*What this task involves*. Pictures should be excluded; otherwise, copy every entry exactly.

*Dataset records*.

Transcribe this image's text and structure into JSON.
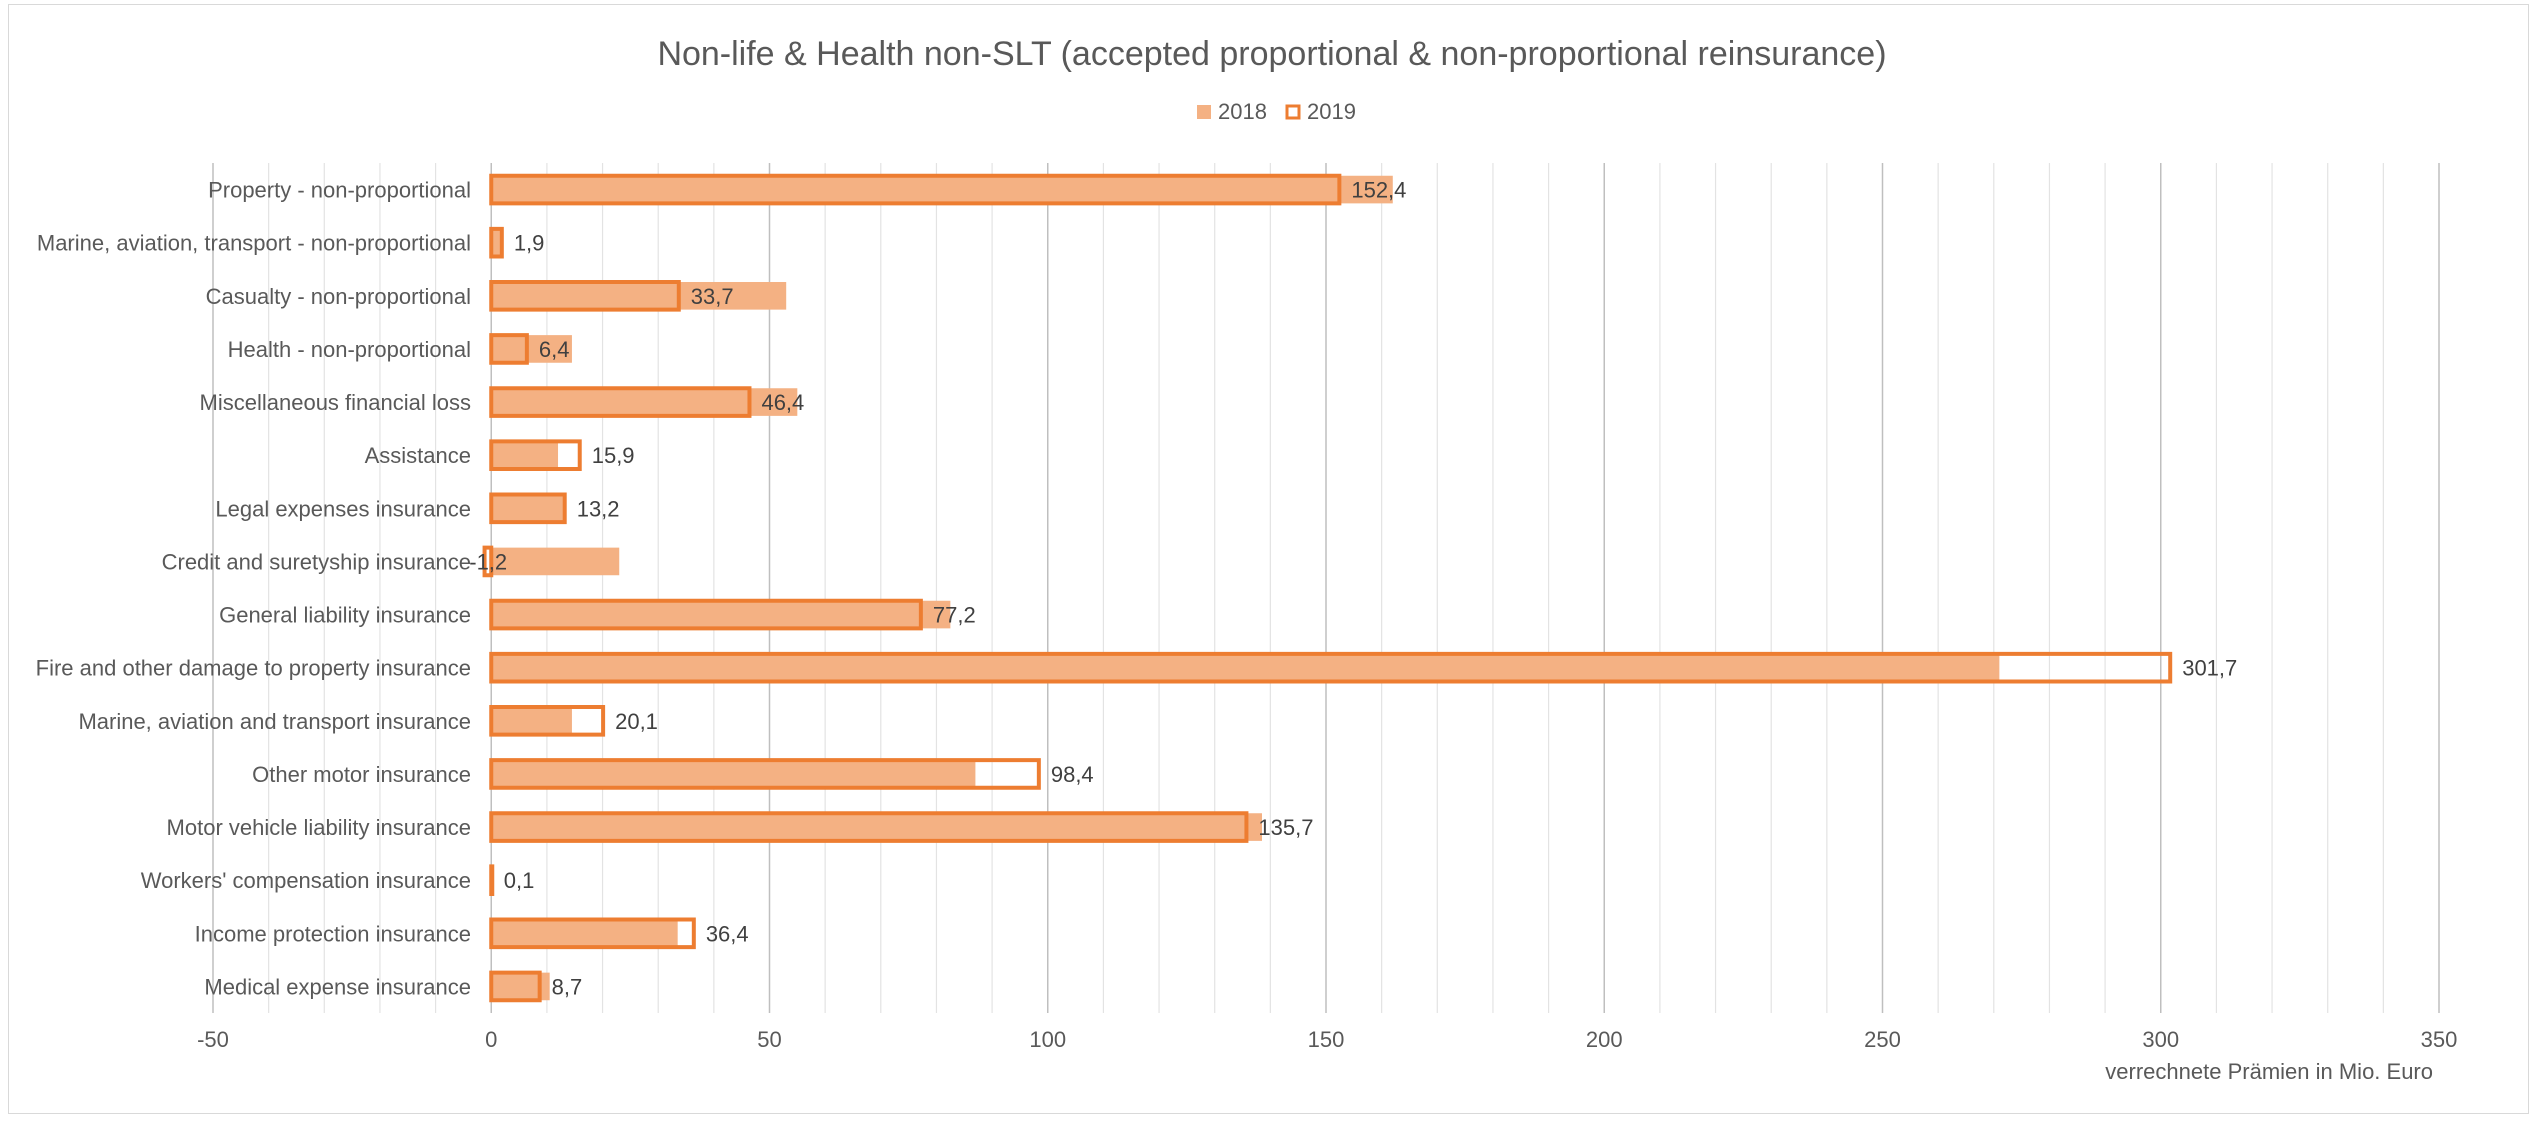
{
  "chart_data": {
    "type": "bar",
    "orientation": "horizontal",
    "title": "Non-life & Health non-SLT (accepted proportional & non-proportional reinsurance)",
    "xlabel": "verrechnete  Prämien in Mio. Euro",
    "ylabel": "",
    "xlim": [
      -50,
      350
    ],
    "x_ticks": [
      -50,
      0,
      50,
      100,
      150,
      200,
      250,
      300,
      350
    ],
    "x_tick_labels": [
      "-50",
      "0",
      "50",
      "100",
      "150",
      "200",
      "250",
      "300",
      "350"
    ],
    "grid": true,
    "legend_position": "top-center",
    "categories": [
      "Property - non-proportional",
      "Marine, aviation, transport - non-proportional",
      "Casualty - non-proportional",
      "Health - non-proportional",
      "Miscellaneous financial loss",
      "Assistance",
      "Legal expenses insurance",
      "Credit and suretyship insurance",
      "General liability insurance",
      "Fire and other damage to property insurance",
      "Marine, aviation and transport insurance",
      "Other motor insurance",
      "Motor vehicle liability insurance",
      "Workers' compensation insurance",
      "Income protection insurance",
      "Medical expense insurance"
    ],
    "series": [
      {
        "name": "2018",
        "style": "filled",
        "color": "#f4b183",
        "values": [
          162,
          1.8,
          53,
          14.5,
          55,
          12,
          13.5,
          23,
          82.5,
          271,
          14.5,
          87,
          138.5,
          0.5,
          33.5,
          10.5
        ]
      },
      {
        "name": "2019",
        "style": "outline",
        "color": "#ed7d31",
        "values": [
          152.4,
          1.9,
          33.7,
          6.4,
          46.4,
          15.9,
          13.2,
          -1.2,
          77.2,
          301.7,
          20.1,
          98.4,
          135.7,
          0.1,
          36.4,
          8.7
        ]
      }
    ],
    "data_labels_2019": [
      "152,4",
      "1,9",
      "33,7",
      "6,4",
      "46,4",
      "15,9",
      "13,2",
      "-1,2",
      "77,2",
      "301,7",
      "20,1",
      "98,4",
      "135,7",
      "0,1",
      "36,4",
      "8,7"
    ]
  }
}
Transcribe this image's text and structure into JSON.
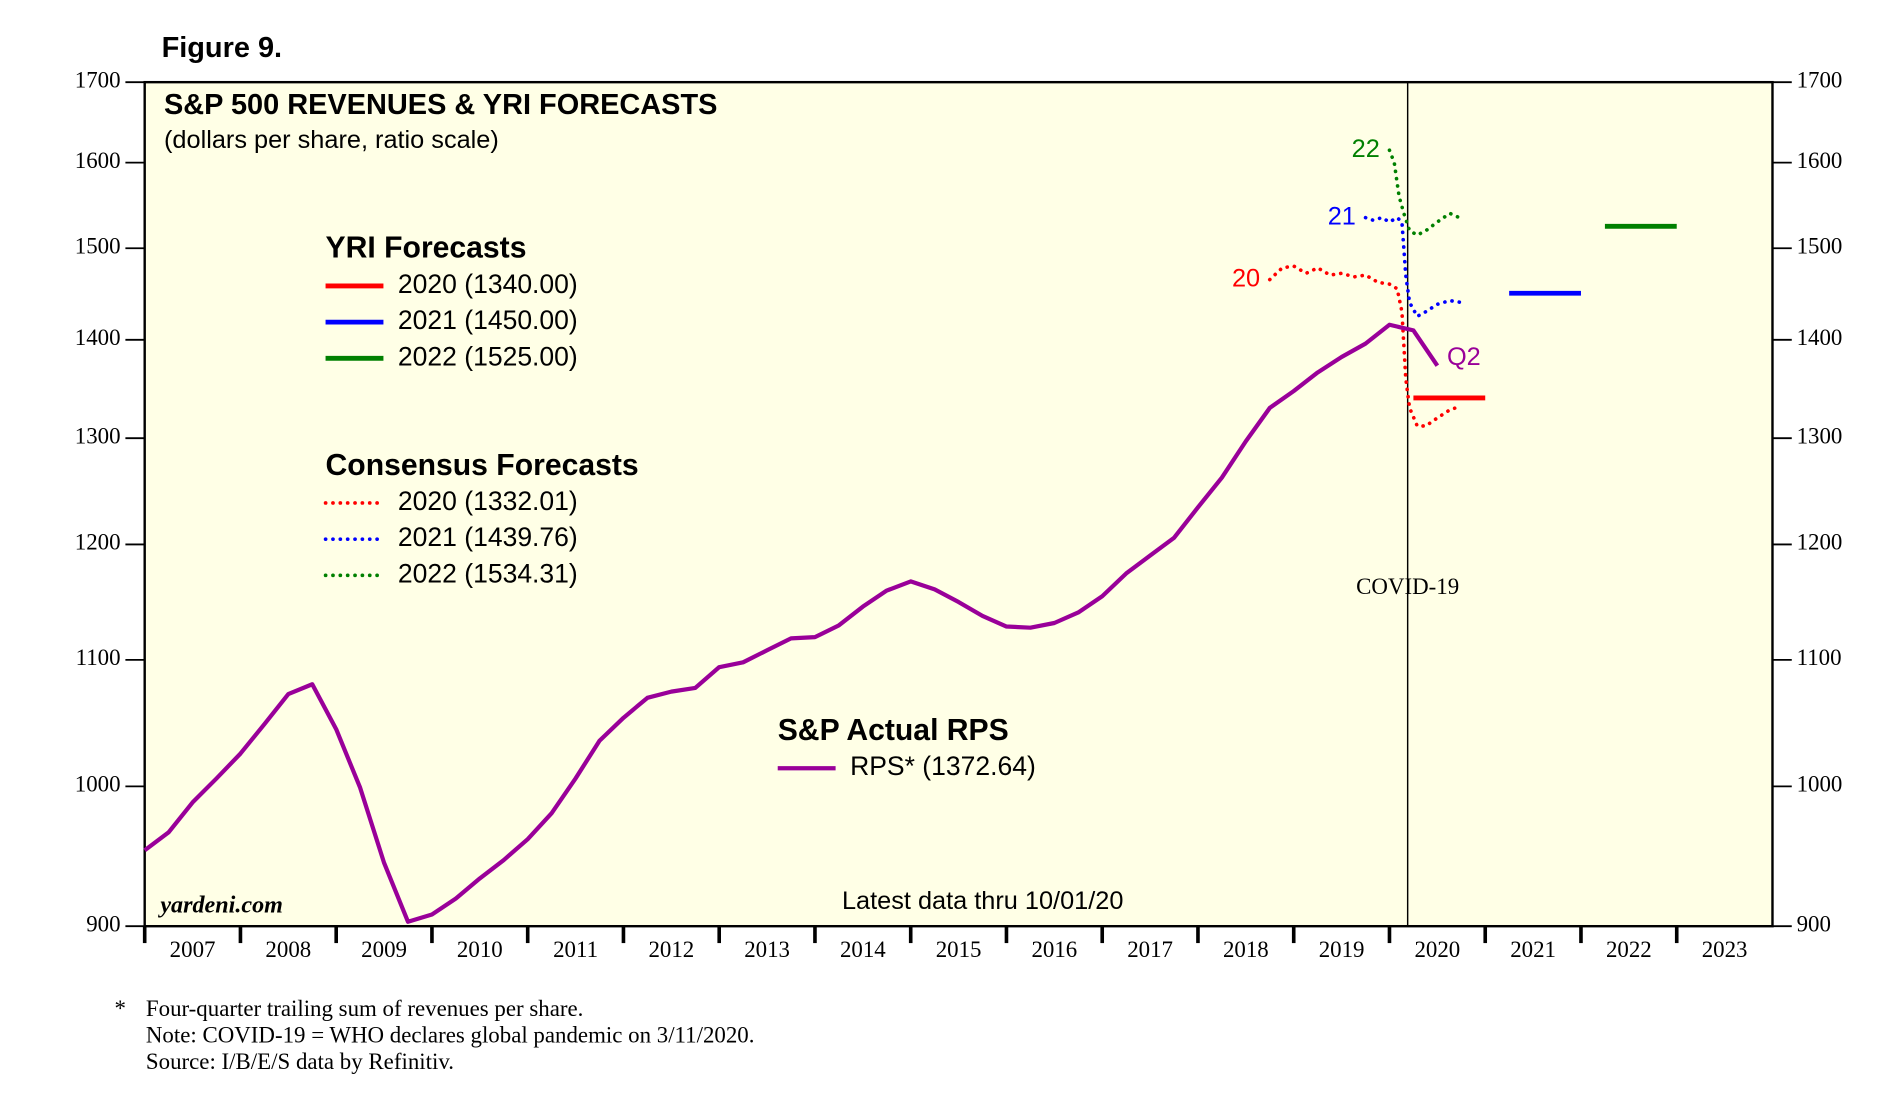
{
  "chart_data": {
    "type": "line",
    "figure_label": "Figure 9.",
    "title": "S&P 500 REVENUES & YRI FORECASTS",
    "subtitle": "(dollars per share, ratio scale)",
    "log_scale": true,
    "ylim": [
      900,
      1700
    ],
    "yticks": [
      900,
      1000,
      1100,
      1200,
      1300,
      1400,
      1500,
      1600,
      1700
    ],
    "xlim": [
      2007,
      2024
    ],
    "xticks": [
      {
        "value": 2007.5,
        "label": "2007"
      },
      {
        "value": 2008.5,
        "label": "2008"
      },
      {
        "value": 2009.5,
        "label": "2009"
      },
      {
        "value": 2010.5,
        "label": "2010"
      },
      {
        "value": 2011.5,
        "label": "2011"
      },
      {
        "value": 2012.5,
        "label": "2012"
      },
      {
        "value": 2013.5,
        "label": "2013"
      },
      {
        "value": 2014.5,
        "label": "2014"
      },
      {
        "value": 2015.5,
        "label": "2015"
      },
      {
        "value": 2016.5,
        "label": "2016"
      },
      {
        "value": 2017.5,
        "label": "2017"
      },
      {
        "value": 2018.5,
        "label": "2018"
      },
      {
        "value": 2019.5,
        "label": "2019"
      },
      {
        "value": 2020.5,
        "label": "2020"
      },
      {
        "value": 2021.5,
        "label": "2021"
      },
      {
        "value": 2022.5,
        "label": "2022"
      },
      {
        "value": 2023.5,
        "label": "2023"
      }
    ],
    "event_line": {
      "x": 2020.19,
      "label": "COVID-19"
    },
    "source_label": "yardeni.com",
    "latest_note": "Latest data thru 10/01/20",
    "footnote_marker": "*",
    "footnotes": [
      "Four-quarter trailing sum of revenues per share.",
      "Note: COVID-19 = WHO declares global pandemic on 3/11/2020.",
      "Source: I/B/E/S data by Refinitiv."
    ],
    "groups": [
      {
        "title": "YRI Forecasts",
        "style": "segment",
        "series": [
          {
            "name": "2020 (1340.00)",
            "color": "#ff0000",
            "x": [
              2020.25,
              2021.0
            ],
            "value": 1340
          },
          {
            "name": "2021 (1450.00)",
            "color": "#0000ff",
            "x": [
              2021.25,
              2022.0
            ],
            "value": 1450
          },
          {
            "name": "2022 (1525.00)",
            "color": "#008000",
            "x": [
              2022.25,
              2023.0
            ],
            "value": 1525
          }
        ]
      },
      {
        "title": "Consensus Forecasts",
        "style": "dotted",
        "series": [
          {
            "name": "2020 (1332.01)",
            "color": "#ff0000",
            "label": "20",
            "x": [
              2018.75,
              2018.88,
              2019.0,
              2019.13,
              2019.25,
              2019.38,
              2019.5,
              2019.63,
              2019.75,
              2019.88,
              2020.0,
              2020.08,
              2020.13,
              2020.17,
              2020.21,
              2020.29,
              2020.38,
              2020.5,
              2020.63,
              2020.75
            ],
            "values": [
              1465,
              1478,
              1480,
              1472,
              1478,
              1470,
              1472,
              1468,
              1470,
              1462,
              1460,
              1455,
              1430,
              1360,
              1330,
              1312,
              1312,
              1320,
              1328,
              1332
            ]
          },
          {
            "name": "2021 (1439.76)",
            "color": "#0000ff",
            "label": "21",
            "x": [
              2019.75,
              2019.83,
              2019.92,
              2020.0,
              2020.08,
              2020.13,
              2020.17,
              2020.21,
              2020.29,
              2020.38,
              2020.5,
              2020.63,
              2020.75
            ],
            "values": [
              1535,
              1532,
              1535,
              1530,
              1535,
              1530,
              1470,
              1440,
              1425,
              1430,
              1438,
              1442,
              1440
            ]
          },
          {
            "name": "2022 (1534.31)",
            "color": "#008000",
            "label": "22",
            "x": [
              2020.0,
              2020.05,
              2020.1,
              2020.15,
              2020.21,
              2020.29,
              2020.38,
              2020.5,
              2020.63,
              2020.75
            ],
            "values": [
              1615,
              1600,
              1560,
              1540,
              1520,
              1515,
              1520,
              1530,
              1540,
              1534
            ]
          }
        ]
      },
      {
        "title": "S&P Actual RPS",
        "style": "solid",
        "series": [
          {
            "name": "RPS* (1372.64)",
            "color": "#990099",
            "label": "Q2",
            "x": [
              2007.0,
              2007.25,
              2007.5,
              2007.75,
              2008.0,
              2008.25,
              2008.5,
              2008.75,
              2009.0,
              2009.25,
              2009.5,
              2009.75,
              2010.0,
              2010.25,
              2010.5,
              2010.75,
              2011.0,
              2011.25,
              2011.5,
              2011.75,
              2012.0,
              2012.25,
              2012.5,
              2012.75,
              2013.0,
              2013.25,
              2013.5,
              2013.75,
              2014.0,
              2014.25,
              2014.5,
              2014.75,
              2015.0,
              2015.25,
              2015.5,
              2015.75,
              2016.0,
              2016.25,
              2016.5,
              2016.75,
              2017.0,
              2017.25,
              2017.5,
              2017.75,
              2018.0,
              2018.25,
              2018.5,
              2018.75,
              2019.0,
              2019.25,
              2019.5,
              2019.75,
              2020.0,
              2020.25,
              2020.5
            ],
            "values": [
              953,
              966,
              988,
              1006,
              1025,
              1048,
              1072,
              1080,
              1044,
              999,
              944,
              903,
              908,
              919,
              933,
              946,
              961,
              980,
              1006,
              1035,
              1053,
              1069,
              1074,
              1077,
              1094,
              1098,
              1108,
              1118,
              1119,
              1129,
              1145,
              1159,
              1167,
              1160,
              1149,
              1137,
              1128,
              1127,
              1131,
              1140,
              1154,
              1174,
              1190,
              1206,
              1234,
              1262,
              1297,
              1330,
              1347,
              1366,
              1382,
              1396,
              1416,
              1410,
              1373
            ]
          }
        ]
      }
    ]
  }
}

*Expected output*.
Transcribe this image's text and structure into JSON.
{
  "chart_data": {
    "type": "bar",
    "orientation": "horizontal",
    "title": "Non-life & Health non-SLT (accepted proportional & non-proportional reinsurance)",
    "xlabel": "verrechnete  Prämien in Mio. Euro",
    "ylabel": "",
    "xlim": [
      -50,
      350
    ],
    "x_ticks": [
      -50,
      0,
      50,
      100,
      150,
      200,
      250,
      300,
      350
    ],
    "x_tick_labels": [
      "-50",
      "0",
      "50",
      "100",
      "150",
      "200",
      "250",
      "300",
      "350"
    ],
    "grid": true,
    "legend_position": "top-center",
    "categories": [
      "Property - non-proportional",
      "Marine, aviation, transport - non-proportional",
      "Casualty - non-proportional",
      "Health - non-proportional",
      "Miscellaneous financial loss",
      "Assistance",
      "Legal expenses insurance",
      "Credit and suretyship insurance",
      "General liability insurance",
      "Fire and other damage to property insurance",
      "Marine, aviation and transport insurance",
      "Other motor insurance",
      "Motor vehicle liability insurance",
      "Workers' compensation insurance",
      "Income protection insurance",
      "Medical expense insurance"
    ],
    "series": [
      {
        "name": "2018",
        "style": "filled",
        "color": "#f4b183",
        "values": [
          162,
          1.8,
          53,
          14.5,
          55,
          12,
          13.5,
          23,
          82.5,
          271,
          14.5,
          87,
          138.5,
          0.5,
          33.5,
          10.5
        ]
      },
      {
        "name": "2019",
        "style": "outline",
        "color": "#ed7d31",
        "values": [
          152.4,
          1.9,
          33.7,
          6.4,
          46.4,
          15.9,
          13.2,
          -1.2,
          77.2,
          301.7,
          20.1,
          98.4,
          135.7,
          0.1,
          36.4,
          8.7
        ]
      }
    ],
    "data_labels_2019": [
      "152,4",
      "1,9",
      "33,7",
      "6,4",
      "46,4",
      "15,9",
      "13,2",
      "-1,2",
      "77,2",
      "301,7",
      "20,1",
      "98,4",
      "135,7",
      "0,1",
      "36,4",
      "8,7"
    ]
  }
}
Transcribe this image's text and structure into JSON.
{
  "chart_data": {
    "type": "line",
    "figure_label": "Figure 9.",
    "title": "S&P 500 REVENUES & YRI FORECASTS",
    "subtitle": "(dollars per share, ratio scale)",
    "log_scale": true,
    "ylim": [
      900,
      1700
    ],
    "yticks": [
      900,
      1000,
      1100,
      1200,
      1300,
      1400,
      1500,
      1600,
      1700
    ],
    "xlim": [
      2007,
      2024
    ],
    "xticks": [
      {
        "value": 2007.5,
        "label": "2007"
      },
      {
        "value": 2008.5,
        "label": "2008"
      },
      {
        "value": 2009.5,
        "label": "2009"
      },
      {
        "value": 2010.5,
        "label": "2010"
      },
      {
        "value": 2011.5,
        "label": "2011"
      },
      {
        "value": 2012.5,
        "label": "2012"
      },
      {
        "value": 2013.5,
        "label": "2013"
      },
      {
        "value": 2014.5,
        "label": "2014"
      },
      {
        "value": 2015.5,
        "label": "2015"
      },
      {
        "value": 2016.5,
        "label": "2016"
      },
      {
        "value": 2017.5,
        "label": "2017"
      },
      {
        "value": 2018.5,
        "label": "2018"
      },
      {
        "value": 2019.5,
        "label": "2019"
      },
      {
        "value": 2020.5,
        "label": "2020"
      },
      {
        "value": 2021.5,
        "label": "2021"
      },
      {
        "value": 2022.5,
        "label": "2022"
      },
      {
        "value": 2023.5,
        "label": "2023"
      }
    ],
    "event_line": {
      "x": 2020.19,
      "label": "COVID-19"
    },
    "source_label": "yardeni.com",
    "latest_note": "Latest data thru 10/01/20",
    "footnote_marker": "*",
    "footnotes": [
      "Four-quarter trailing sum of revenues per share.",
      "Note: COVID-19 = WHO declares global pandemic on 3/11/2020.",
      "Source: I/B/E/S data by Refinitiv."
    ],
    "groups": [
      {
        "title": "YRI Forecasts",
        "style": "segment",
        "series": [
          {
            "name": "2020 (1340.00)",
            "color": "#ff0000",
            "x": [
              2020.25,
              2021.0
            ],
            "value": 1340
          },
          {
            "name": "2021 (1450.00)",
            "color": "#0000ff",
            "x": [
              2021.25,
              2022.0
            ],
            "value": 1450
          },
          {
            "name": "2022 (1525.00)",
            "color": "#008000",
            "x": [
              2022.25,
              2023.0
            ],
            "value": 1525
          }
        ]
      },
      {
        "title": "Consensus Forecasts",
        "style": "dotted",
        "series": [
          {
            "name": "2020 (1332.01)",
            "color": "#ff0000",
            "label": "20",
            "x": [
              2018.75,
              2018.88,
              2019.0,
              2019.13,
              2019.25,
              2019.38,
              2019.5,
              2019.63,
              2019.75,
              2019.88,
              2020.0,
              2020.08,
              2020.13,
              2020.17,
              2020.21,
              2020.29,
              2020.38,
              2020.5,
              2020.63,
              2020.75
            ],
            "values": [
              1465,
              1478,
              1480,
              1472,
              1478,
              1470,
              1472,
              1468,
              1470,
              1462,
              1460,
              1455,
              1430,
              1360,
              1330,
              1312,
              1312,
              1320,
              1328,
              1332
            ]
          },
          {
            "name": "2021 (1439.76)",
            "color": "#0000ff",
            "label": "21",
            "x": [
              2019.75,
              2019.83,
              2019.92,
              2020.0,
              2020.08,
              2020.13,
              2020.17,
              2020.21,
              2020.29,
              2020.38,
              2020.5,
              2020.63,
              2020.75
            ],
            "values": [
              1535,
              1532,
              1535,
              1530,
              1535,
              1530,
              1470,
              1440,
              1425,
              1430,
              1438,
              1442,
              1440
            ]
          },
          {
            "name": "2022 (1534.31)",
            "color": "#008000",
            "label": "22",
            "x": [
              2020.0,
              2020.05,
              2020.1,
              2020.15,
              2020.21,
              2020.29,
              2020.38,
              2020.5,
              2020.63,
              2020.75
            ],
            "values": [
              1615,
              1600,
              1560,
              1540,
              1520,
              1515,
              1520,
              1530,
              1540,
              1534
            ]
          }
        ]
      },
      {
        "title": "S&P Actual RPS",
        "style": "solid",
        "series": [
          {
            "name": "RPS* (1372.64)",
            "color": "#990099",
            "label": "Q2",
            "x": [
              2007.0,
              2007.25,
              2007.5,
              2007.75,
              2008.0,
              2008.25,
              2008.5,
              2008.75,
              2009.0,
              2009.25,
              2009.5,
              2009.75,
              2010.0,
              2010.25,
              2010.5,
              2010.75,
              2011.0,
              2011.25,
              2011.5,
              2011.75,
              2012.0,
              2012.25,
              2012.5,
              2012.75,
              2013.0,
              2013.25,
              2013.5,
              2013.75,
              2014.0,
              2014.25,
              2014.5,
              2014.75,
              2015.0,
              2015.25,
              2015.5,
              2015.75,
              2016.0,
              2016.25,
              2016.5,
              2016.75,
              2017.0,
              2017.25,
              2017.5,
              2017.75,
              2018.0,
              2018.25,
              2018.5,
              2018.75,
              2019.0,
              2019.25,
              2019.5,
              2019.75,
              2020.0,
              2020.25,
              2020.5
            ],
            "values": [
              953,
              966,
              988,
              1006,
              1025,
              1048,
              1072,
              1080,
              1044,
              999,
              944,
              903,
              908,
              919,
              933,
              946,
              961,
              980,
              1006,
              1035,
              1053,
              1069,
              1074,
              1077,
              1094,
              1098,
              1108,
              1118,
              1119,
              1129,
              1145,
              1159,
              1167,
              1160,
              1149,
              1137,
              1128,
              1127,
              1131,
              1140,
              1154,
              1174,
              1190,
              1206,
              1234,
              1262,
              1297,
              1330,
              1347,
              1366,
              1382,
              1396,
              1416,
              1410,
              1373
            ]
          }
        ]
      }
    ]
  }
}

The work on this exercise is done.